> **DESCRIPTION OF THE TASK**:
Copy each line of the records that contains the word "grid".

> **DATASET EXCERPTS**:
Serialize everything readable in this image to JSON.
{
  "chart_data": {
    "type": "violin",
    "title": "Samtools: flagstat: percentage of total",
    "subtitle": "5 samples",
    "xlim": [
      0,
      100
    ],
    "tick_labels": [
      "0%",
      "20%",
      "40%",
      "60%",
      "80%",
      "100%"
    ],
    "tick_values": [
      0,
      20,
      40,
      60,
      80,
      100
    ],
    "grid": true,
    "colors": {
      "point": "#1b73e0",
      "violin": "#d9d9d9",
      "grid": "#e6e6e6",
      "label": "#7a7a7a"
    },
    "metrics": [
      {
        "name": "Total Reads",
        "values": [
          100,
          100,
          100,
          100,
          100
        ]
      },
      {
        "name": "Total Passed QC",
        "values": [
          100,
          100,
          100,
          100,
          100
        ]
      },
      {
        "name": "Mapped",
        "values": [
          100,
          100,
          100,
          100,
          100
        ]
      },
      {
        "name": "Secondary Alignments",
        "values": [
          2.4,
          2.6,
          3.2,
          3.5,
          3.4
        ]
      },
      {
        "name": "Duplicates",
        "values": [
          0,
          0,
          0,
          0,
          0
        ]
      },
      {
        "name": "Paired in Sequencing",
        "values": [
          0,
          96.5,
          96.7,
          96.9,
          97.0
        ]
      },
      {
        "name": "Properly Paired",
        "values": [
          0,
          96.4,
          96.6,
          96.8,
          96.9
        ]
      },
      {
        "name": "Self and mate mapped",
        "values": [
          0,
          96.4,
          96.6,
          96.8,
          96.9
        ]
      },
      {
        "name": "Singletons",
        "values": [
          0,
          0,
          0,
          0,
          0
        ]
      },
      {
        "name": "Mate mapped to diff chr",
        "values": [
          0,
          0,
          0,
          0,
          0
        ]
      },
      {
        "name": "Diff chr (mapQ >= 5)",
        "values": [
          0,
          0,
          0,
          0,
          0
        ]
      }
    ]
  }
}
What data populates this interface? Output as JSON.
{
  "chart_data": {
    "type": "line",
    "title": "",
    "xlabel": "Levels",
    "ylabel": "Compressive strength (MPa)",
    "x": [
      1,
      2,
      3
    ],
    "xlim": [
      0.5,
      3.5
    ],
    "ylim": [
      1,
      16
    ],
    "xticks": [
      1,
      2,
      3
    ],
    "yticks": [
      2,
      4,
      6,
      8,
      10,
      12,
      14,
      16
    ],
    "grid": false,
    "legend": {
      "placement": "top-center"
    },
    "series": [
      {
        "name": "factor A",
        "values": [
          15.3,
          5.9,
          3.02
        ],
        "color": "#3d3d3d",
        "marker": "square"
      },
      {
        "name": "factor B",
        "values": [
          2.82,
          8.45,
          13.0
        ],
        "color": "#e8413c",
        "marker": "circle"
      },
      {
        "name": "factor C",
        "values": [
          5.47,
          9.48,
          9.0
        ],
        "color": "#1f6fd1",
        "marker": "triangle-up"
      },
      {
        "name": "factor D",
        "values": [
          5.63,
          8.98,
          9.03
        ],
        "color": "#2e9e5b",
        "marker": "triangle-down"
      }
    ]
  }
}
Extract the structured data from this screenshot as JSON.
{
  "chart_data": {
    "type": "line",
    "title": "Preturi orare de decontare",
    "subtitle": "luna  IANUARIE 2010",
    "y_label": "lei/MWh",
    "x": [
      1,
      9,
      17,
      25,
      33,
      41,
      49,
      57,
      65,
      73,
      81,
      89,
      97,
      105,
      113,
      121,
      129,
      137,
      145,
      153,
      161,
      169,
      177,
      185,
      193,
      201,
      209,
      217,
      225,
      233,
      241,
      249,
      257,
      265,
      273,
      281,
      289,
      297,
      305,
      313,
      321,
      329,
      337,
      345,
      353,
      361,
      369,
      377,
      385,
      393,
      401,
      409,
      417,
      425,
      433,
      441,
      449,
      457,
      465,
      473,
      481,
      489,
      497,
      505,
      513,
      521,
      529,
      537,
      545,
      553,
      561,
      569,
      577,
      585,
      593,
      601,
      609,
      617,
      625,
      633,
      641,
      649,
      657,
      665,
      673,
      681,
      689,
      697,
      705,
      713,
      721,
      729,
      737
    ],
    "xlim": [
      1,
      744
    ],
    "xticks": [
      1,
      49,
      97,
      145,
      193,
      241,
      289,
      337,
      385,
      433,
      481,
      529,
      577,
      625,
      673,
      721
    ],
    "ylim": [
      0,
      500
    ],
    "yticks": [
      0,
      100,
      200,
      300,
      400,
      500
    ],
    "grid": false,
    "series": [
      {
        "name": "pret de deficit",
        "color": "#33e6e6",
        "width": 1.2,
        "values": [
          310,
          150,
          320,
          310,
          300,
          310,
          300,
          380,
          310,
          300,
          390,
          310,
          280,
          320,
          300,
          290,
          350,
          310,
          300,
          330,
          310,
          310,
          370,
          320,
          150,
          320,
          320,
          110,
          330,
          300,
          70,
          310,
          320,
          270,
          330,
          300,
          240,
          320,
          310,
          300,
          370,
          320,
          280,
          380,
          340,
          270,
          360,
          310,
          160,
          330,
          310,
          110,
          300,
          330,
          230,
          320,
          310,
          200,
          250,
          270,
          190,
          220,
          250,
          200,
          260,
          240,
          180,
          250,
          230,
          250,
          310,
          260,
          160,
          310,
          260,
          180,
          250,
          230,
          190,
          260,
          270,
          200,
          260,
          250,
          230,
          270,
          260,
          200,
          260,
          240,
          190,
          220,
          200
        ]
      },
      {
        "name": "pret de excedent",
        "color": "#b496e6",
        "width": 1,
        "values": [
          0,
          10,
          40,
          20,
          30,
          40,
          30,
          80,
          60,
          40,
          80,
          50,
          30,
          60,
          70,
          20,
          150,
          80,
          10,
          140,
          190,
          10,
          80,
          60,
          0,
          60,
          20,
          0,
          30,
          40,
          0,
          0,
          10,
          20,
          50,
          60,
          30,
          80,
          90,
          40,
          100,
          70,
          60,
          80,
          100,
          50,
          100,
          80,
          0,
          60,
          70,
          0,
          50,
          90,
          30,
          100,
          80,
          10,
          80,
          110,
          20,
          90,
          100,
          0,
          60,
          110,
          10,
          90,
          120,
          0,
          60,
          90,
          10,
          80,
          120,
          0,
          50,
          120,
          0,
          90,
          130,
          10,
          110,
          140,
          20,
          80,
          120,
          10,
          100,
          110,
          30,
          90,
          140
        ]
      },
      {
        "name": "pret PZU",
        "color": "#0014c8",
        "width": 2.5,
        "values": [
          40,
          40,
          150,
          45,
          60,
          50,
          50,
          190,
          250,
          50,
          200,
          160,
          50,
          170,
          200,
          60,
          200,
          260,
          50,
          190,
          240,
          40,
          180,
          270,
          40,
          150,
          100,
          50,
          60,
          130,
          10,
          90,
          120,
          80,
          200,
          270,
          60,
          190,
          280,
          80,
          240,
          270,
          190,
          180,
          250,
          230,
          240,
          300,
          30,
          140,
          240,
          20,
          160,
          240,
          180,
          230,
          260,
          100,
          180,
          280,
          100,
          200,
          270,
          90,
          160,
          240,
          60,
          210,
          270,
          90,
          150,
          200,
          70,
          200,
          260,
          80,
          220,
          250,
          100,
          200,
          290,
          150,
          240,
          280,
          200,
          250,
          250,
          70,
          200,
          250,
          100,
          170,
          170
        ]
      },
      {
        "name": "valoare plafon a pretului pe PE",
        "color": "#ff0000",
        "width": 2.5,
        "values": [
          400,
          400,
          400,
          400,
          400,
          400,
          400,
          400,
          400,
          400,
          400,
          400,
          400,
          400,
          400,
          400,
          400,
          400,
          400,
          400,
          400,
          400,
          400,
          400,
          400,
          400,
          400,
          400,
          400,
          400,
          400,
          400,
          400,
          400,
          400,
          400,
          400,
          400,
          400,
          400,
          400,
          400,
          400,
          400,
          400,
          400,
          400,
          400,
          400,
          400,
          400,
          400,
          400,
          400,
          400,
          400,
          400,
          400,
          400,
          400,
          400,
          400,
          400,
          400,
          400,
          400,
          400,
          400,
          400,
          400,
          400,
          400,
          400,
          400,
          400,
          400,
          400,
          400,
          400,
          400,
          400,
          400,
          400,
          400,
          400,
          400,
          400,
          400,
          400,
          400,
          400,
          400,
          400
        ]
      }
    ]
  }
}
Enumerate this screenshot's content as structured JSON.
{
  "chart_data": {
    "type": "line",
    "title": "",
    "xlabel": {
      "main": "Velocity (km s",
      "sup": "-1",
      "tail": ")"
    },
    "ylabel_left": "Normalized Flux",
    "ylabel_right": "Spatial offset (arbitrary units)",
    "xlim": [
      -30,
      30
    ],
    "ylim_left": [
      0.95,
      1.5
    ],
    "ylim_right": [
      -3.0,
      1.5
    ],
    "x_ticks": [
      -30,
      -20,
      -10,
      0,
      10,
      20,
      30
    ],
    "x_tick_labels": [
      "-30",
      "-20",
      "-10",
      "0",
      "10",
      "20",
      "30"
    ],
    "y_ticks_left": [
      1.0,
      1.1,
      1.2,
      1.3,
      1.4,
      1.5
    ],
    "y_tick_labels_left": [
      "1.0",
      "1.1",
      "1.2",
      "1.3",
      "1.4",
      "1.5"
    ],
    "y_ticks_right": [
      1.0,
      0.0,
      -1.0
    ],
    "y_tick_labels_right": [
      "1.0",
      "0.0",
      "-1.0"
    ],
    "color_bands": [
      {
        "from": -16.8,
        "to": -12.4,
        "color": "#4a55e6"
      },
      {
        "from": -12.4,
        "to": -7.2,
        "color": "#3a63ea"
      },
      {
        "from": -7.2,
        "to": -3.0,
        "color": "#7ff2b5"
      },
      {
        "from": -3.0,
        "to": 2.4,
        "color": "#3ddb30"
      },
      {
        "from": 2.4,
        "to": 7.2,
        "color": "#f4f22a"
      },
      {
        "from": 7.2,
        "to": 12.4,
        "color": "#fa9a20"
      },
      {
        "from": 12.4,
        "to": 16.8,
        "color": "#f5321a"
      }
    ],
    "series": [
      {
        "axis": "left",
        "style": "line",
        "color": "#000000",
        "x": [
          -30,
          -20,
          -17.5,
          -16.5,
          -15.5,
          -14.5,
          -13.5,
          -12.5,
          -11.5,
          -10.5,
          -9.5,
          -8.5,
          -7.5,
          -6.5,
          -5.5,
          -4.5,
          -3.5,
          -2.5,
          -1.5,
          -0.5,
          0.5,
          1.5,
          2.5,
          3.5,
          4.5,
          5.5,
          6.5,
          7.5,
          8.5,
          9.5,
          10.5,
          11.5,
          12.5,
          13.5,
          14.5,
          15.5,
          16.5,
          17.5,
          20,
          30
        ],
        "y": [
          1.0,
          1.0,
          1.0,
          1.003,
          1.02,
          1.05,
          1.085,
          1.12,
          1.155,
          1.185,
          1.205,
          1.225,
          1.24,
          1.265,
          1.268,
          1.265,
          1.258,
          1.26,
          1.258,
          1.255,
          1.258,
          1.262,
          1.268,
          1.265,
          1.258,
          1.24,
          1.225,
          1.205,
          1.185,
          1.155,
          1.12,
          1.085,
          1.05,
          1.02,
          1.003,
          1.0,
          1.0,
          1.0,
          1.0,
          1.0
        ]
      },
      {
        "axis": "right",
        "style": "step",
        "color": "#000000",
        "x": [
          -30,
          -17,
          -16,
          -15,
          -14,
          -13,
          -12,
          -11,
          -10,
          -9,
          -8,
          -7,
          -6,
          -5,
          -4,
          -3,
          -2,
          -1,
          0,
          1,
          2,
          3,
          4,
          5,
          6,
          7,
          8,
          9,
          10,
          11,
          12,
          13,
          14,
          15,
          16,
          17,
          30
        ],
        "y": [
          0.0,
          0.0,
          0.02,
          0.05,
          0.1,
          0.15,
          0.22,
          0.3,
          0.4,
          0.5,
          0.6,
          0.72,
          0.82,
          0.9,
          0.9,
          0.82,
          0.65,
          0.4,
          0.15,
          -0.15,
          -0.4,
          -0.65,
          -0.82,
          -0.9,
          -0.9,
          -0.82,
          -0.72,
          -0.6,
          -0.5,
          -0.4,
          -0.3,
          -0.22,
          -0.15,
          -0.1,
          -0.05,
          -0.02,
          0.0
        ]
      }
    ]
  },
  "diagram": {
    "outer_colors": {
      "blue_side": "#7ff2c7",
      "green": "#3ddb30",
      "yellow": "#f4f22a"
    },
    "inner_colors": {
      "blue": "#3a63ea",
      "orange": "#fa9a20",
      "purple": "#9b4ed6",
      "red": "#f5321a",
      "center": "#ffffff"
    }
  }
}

> **ANSWER TO THIS EXERCISE**:
    "grid": true,
      "grid": "#e6e6e6",
    "grid": false,
    "grid": false,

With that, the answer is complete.